→ Task inputs
********

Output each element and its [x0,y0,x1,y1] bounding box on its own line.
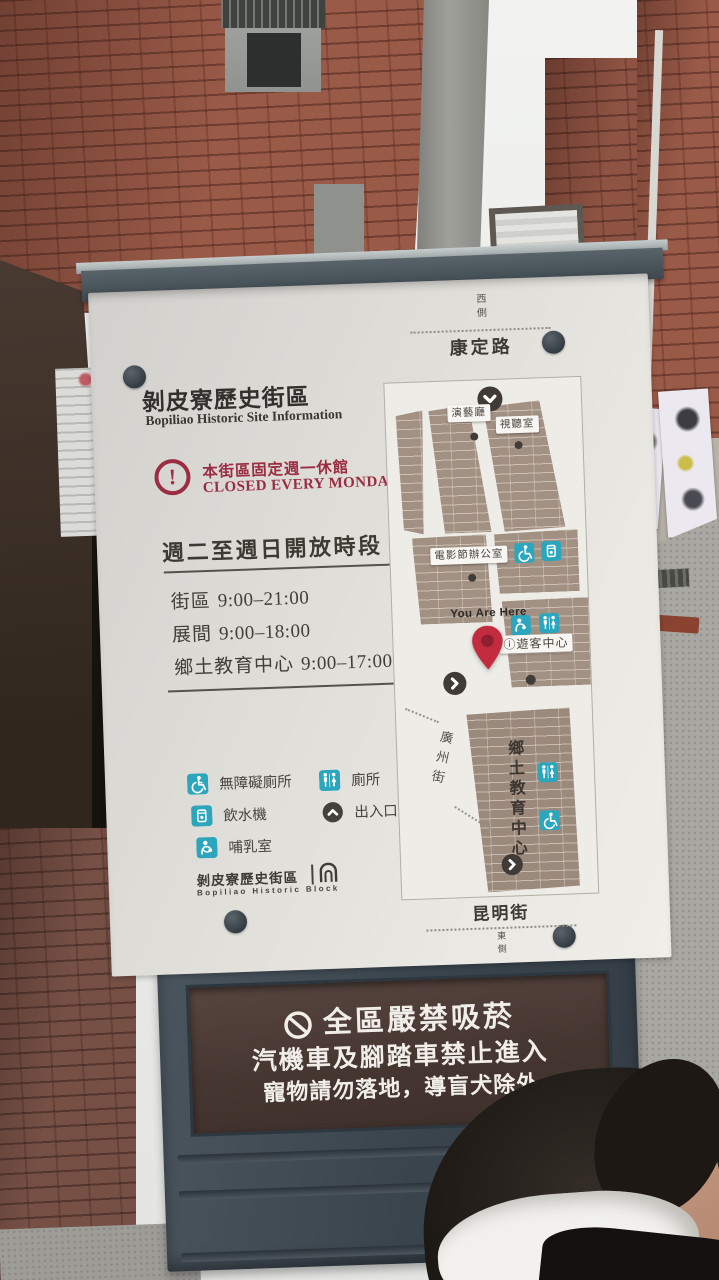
legend-label: 廁所 [351,768,381,790]
hours-row: 展間 9:00–18:00 [171,615,310,647]
legend-label: 哺乳室 [228,835,272,858]
entrance-arrow-icon [442,671,467,696]
hours-row: 街區 9:00–21:00 [170,582,309,614]
place-dot [470,432,478,440]
map-south-road: 昆明街 東側 [401,896,601,966]
legend-row: 無障礙廁所 [187,770,292,795]
panel-bolt [224,910,248,934]
tower-window [247,33,301,87]
site-map: 演藝廳 視聽室 電影節辦公室 You Are Here ⓘ遊客中心 廣州街 鄉土… [383,376,599,901]
place-tag-film-office: 電影節辦公室 [430,546,508,565]
street-photo-scene: 全區嚴禁吸菸 汽機車及腳踏車禁止進入 寵物請勿落地，導盲犬除外 剝皮寮歷史街區 … [0,0,719,1280]
west-side-label: 西側 [472,293,488,322]
accessible-toilet-icon [539,810,560,831]
street-dotted-line [405,708,439,723]
legend-row: 廁所 [319,768,381,791]
entrance-arrow-icon [501,853,524,876]
legend-label: 出入口 [354,800,398,823]
legend-row: 哺乳室 [196,835,272,859]
nursing-room-icon [196,837,218,859]
location-pin-icon [469,623,507,674]
no-smoking-line: 全區嚴禁吸菸 [282,1001,515,1042]
hours-row: 鄉土教育中心 9:00–17:00 [174,646,393,681]
accessible-toilet-icon [514,543,535,564]
info-panel: 剝皮寮歷史街區 Bopiliao Historic Site Informati… [88,273,672,976]
water-fountain-icon [541,541,562,562]
divider [168,682,400,692]
legend-row: 飲水機 [191,803,267,827]
kangding-road-label: 康定路 [382,330,581,363]
logo-divider [311,864,314,884]
hours-heading: 週二至週日開放時段 [162,528,383,568]
restroom-icon [319,770,341,792]
education-center-label: 鄉土教育中心 [501,739,529,860]
accessible-toilet-icon [187,773,209,795]
no-smoking-text: 全區嚴禁吸菸 [322,1001,515,1041]
legend-row: 出入口 [322,800,398,824]
map-north-road: 西側 康定路 [380,290,580,363]
map-building [425,404,491,534]
place-tag-visitor-center: ⓘ遊客中心 [499,633,573,654]
guangzhou-street-label: 廣州街 [425,729,456,792]
map-building [395,410,429,535]
warning-icon: ! [154,459,191,496]
legend-label: 無障礙廁所 [219,770,292,794]
no-smoking-icon [283,1009,314,1040]
east-side-label: 東側 [495,931,509,957]
restroom-icon [537,613,561,634]
logo-gate-icon [318,862,339,885]
place-tag-av-room: 視聽室 [496,415,539,433]
kunming-street-label: 昆明街 [401,896,600,928]
water-fountain-icon [191,805,213,827]
entrance-icon [322,801,344,823]
legend-label: 飲水機 [223,803,267,826]
restroom-icon [538,762,559,783]
tower-roof [221,0,325,28]
street-banner [658,388,718,537]
no-vehicles-text: 汽機車及腳踏車禁止進入 [251,1037,549,1077]
place-tag-performance-hall: 演藝廳 [447,404,490,422]
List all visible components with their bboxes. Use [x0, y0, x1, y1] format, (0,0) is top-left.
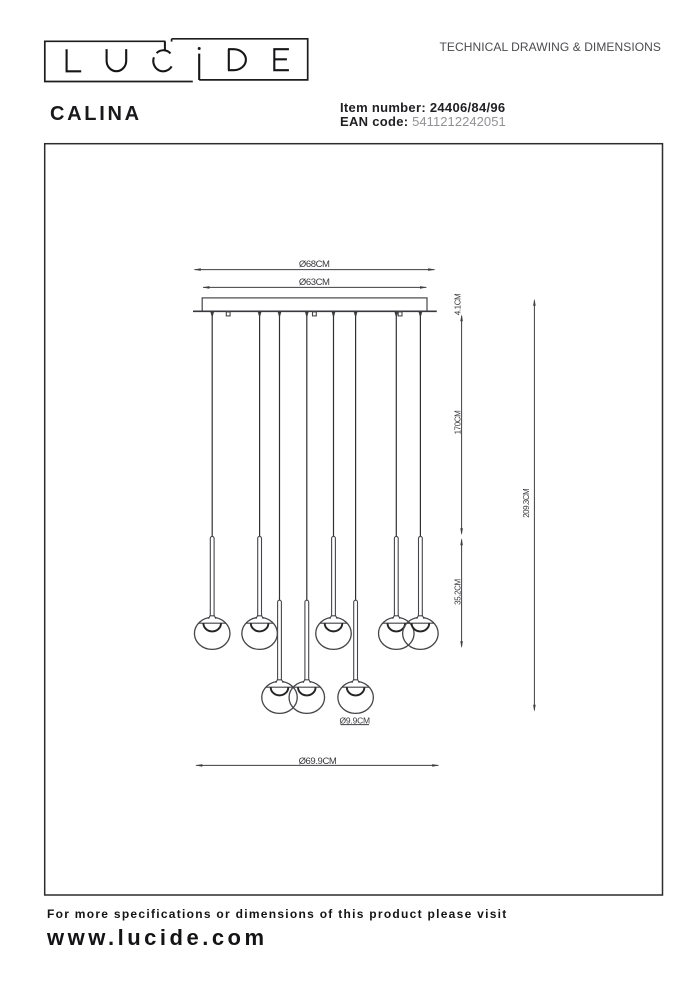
svg-text:Ø69.9CM: Ø69.9CM [299, 756, 337, 767]
svg-text:35.2CM: 35.2CM [453, 578, 462, 604]
svg-text:Ø68CM: Ø68CM [299, 259, 330, 270]
svg-text:4.1CM: 4.1CM [453, 293, 462, 315]
svg-text:170CM: 170CM [453, 410, 462, 435]
svg-text:Ø63CM: Ø63CM [299, 277, 330, 288]
svg-text:209.3CM: 209.3CM [522, 488, 531, 518]
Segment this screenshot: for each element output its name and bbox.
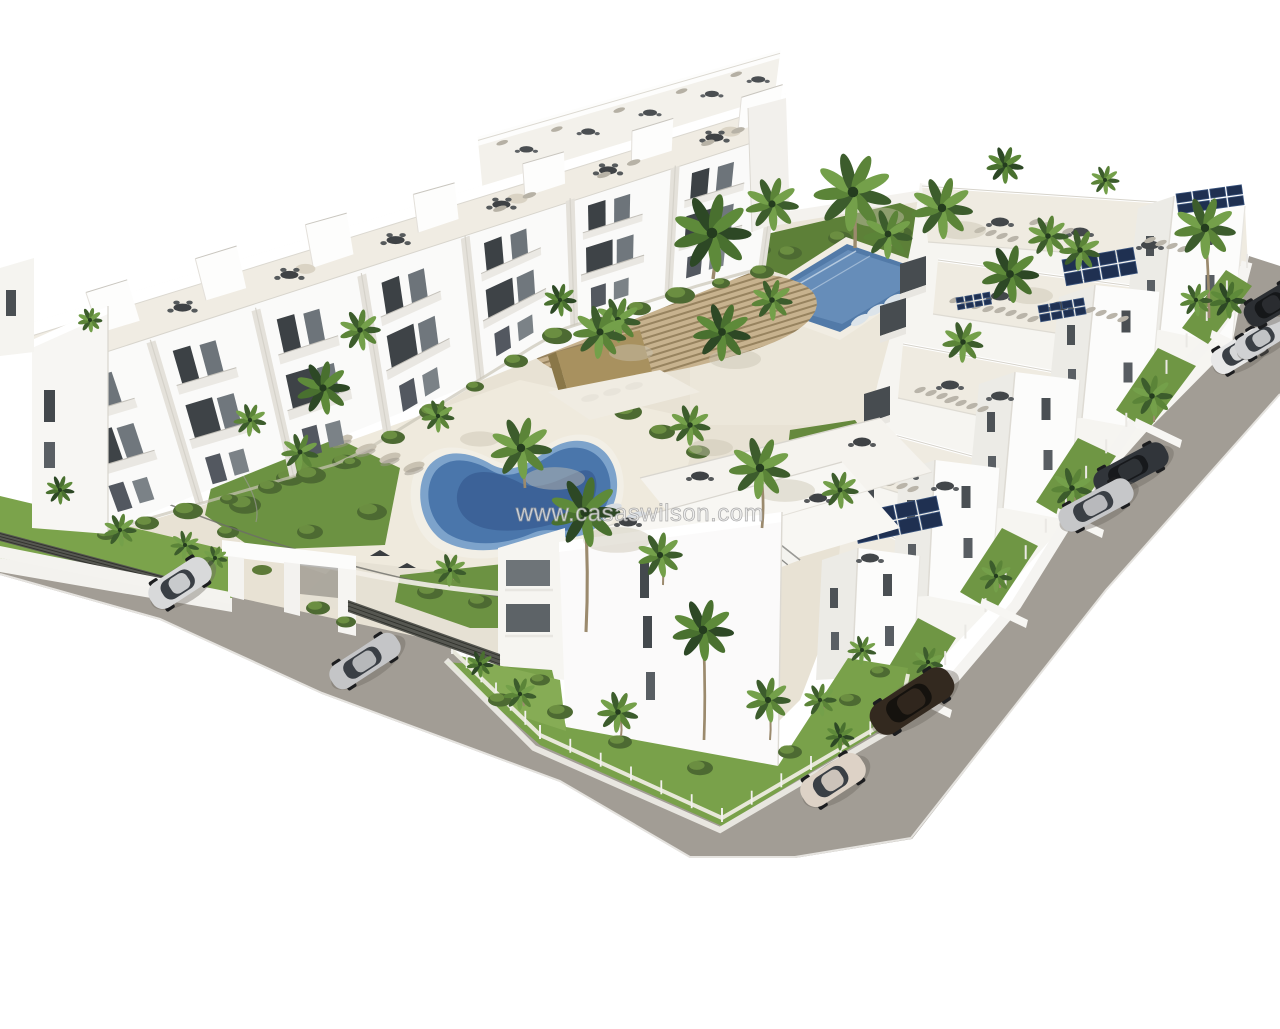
svg-text:www.casaswilson.com: www.casaswilson.com [515,500,764,527]
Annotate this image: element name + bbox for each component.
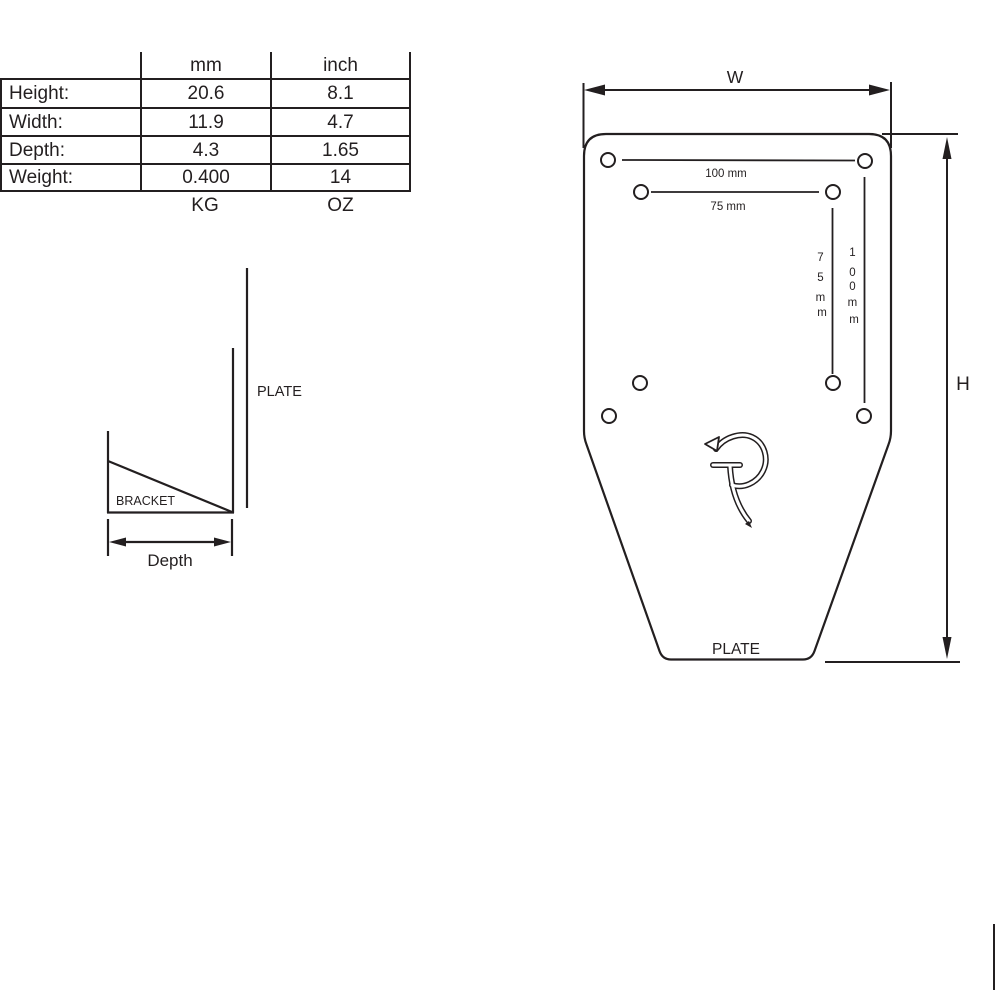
depth-label: Depth [147, 551, 192, 570]
spec-row-weight-mm: 0.400 [140, 163, 270, 192]
vert-100-label: 1 0 0 m m [848, 247, 861, 326]
spec-header-mm: mm [140, 52, 270, 78]
mounting-hole [602, 409, 616, 423]
side-view-diagram: PLATE BRACKET Depth [90, 260, 320, 575]
spec-row-height-label: Height: [0, 78, 140, 107]
spec-row-depth-mm: 4.3 [140, 135, 270, 163]
mounting-holes [601, 153, 872, 423]
mounting-hole [634, 185, 648, 199]
side-plate-label: PLATE [257, 384, 302, 400]
spec-row-weight-inch: 14 [270, 163, 411, 192]
mounting-hole [826, 376, 840, 390]
mounting-hole [826, 185, 840, 199]
spec-row-height-inch: 8.1 [270, 78, 411, 107]
spec-footer-kg: KG [140, 192, 270, 218]
front-plate-label: PLATE [712, 641, 760, 658]
mounting-hole [857, 409, 871, 423]
spec-row-width-inch: 4.7 [270, 107, 411, 135]
vert-75-label: 7 5 m m [816, 252, 829, 319]
width-label: W [727, 67, 744, 87]
spec-header-inch: inch [270, 52, 411, 78]
spec-header-empty [0, 52, 140, 78]
brand-p-logo-icon [705, 435, 766, 528]
span-100-label: 100 mm [705, 168, 747, 180]
spec-row-weight-label: Weight: [0, 163, 140, 192]
side-bracket-label: BRACKET [116, 494, 175, 508]
spec-row-height-mm: 20.6 [140, 78, 270, 107]
spec-row-width-label: Width: [0, 107, 140, 135]
span-75-label: 75 mm [710, 201, 745, 213]
spec-footer-empty [0, 192, 140, 218]
mounting-hole [858, 154, 872, 168]
span-100-line [622, 160, 855, 161]
mounting-hole [601, 153, 615, 167]
spec-table: mm inch Height: 20.6 8.1 Width: 11.9 4.7… [0, 52, 411, 218]
spec-sheet-page: mm inch Height: 20.6 8.1 Width: 11.9 4.7… [0, 0, 1000, 990]
front-view-diagram: W H [575, 60, 975, 680]
spec-footer-oz: OZ [270, 192, 411, 218]
spec-row-depth-label: Depth: [0, 135, 140, 163]
spec-row-width-mm: 11.9 [140, 107, 270, 135]
spec-row-depth-inch: 1.65 [270, 135, 411, 163]
page-edge-line [993, 924, 995, 990]
height-label: H [956, 374, 970, 395]
mounting-hole [633, 376, 647, 390]
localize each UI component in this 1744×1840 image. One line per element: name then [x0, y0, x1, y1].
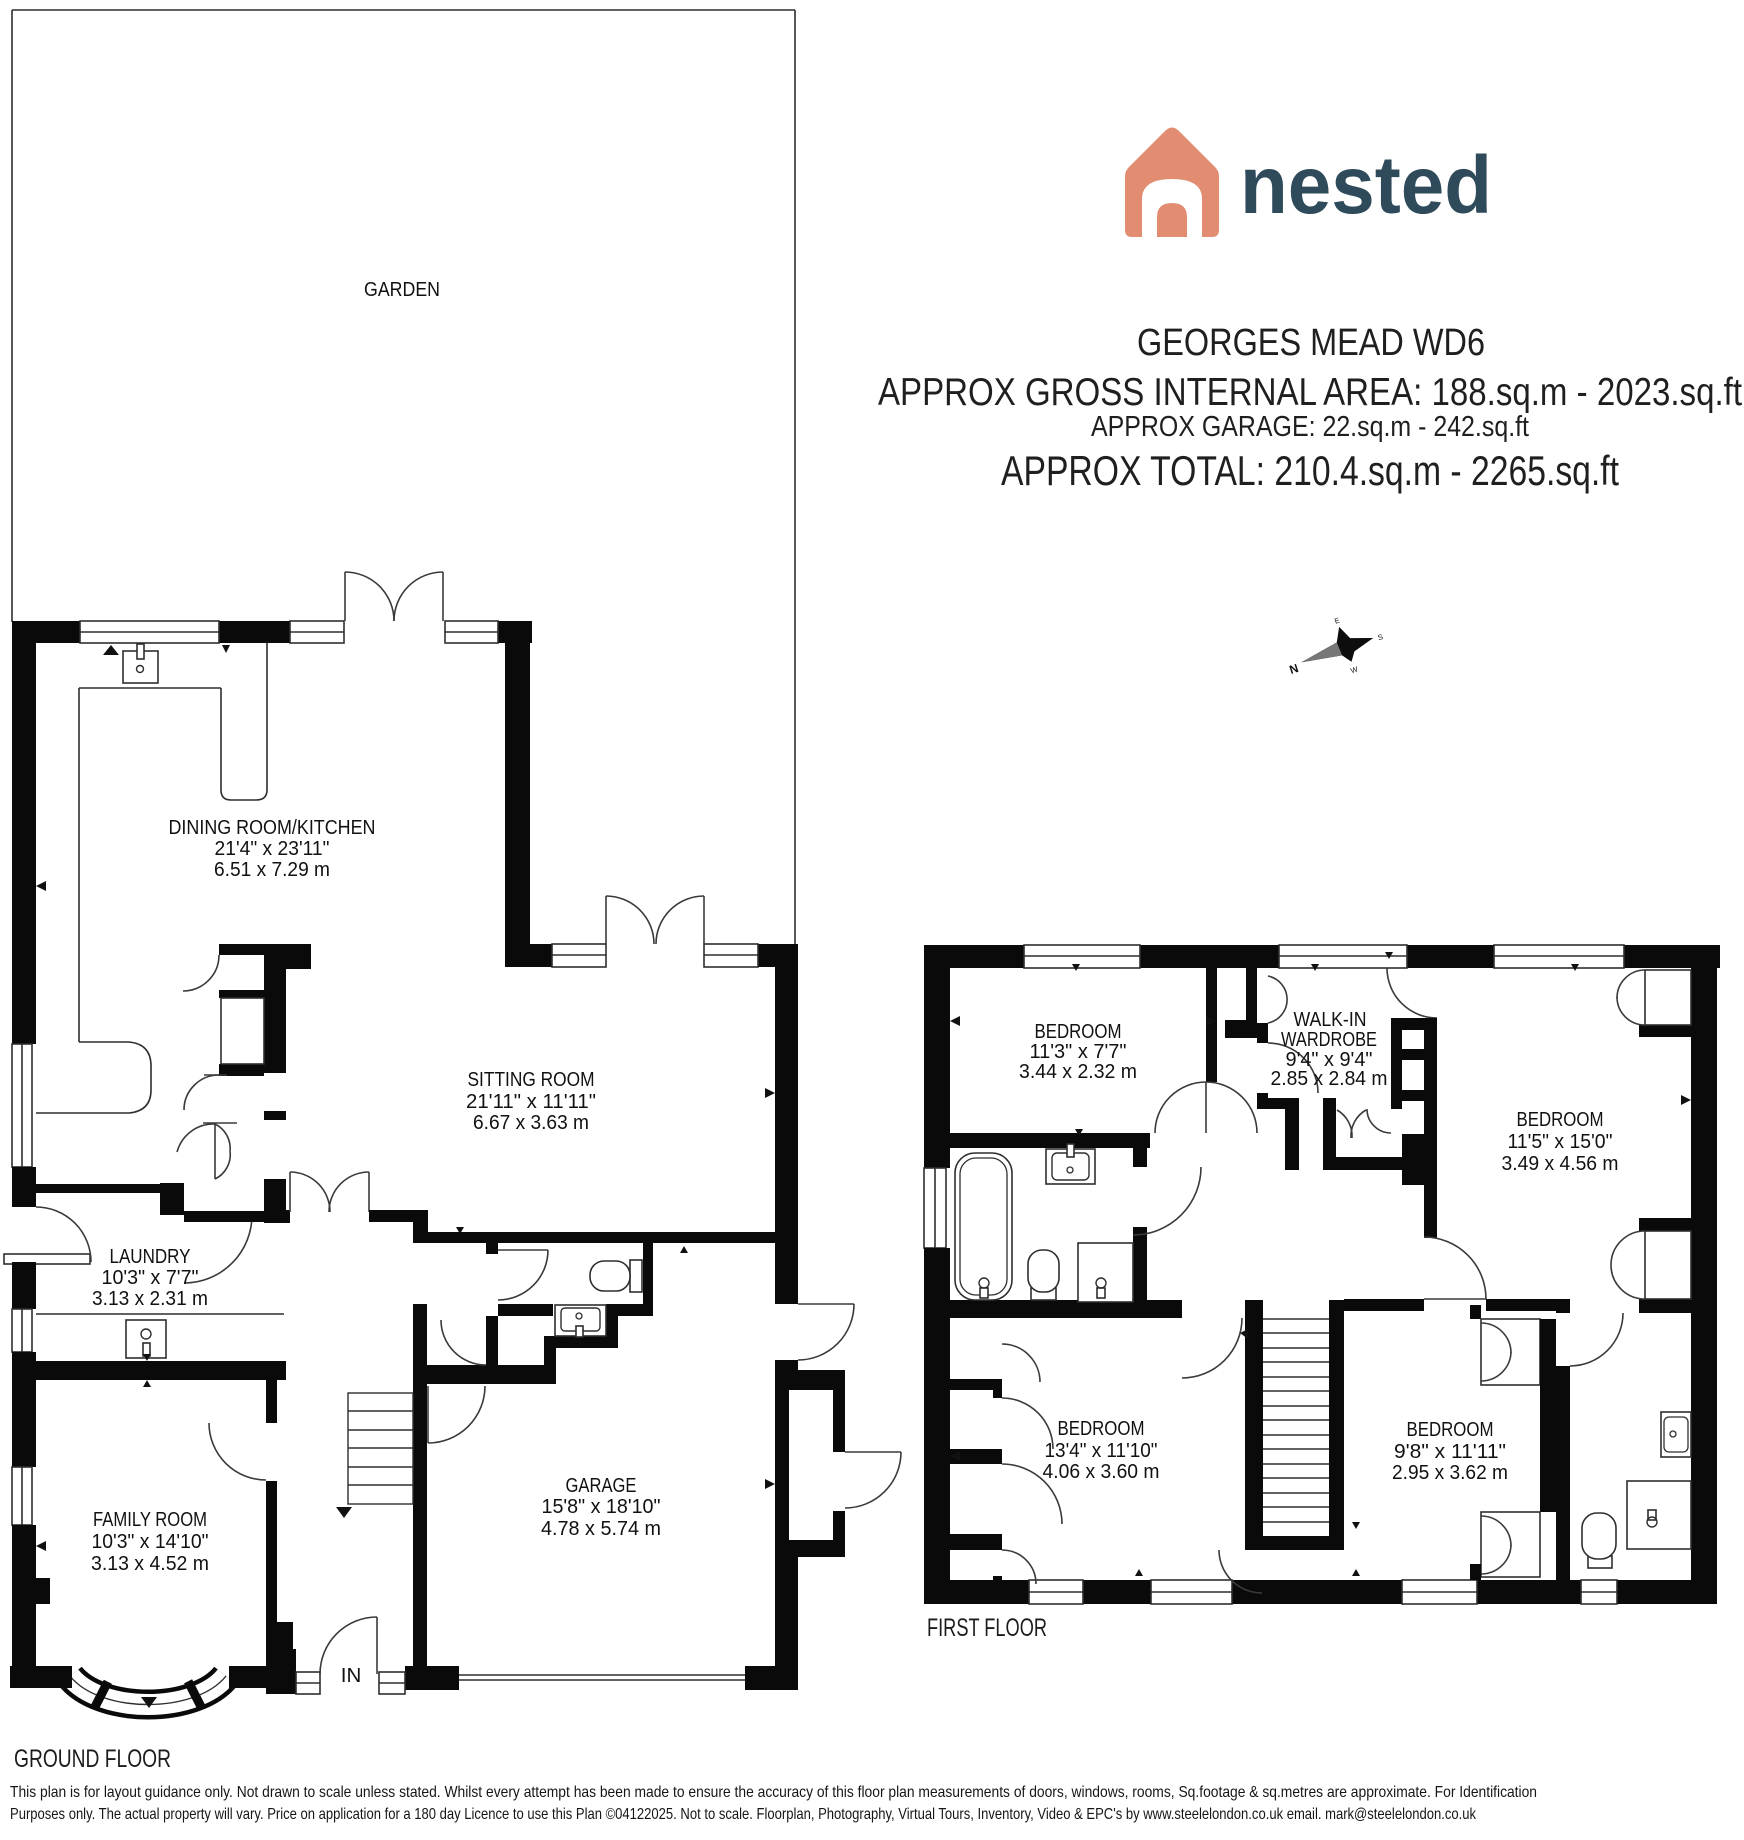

********

Copy the part of the entries above that opens with the line containing "svg-text:Ø69.9CM: Ø69.9CM [299, 756, 337, 767]" and closes with the line containing "Segment this screenshot: for", keeping both of those lines.

svg-text:Ø69.9CM: Ø69.9CM [299, 756, 337, 767]
svg-text:35.2CM: 35.2CM [453, 578, 462, 604]
svg-text:Ø68CM: Ø68CM [299, 259, 330, 270]
svg-text:4.1CM: 4.1CM [453, 293, 462, 315]
svg-text:170CM: 170CM [453, 410, 462, 435]
svg-text:Ø63CM: Ø63CM [299, 277, 330, 288]
svg-text:209.3CM: 209.3CM [522, 488, 531, 518]
Segment this screenshot: for each element output its name and bbox.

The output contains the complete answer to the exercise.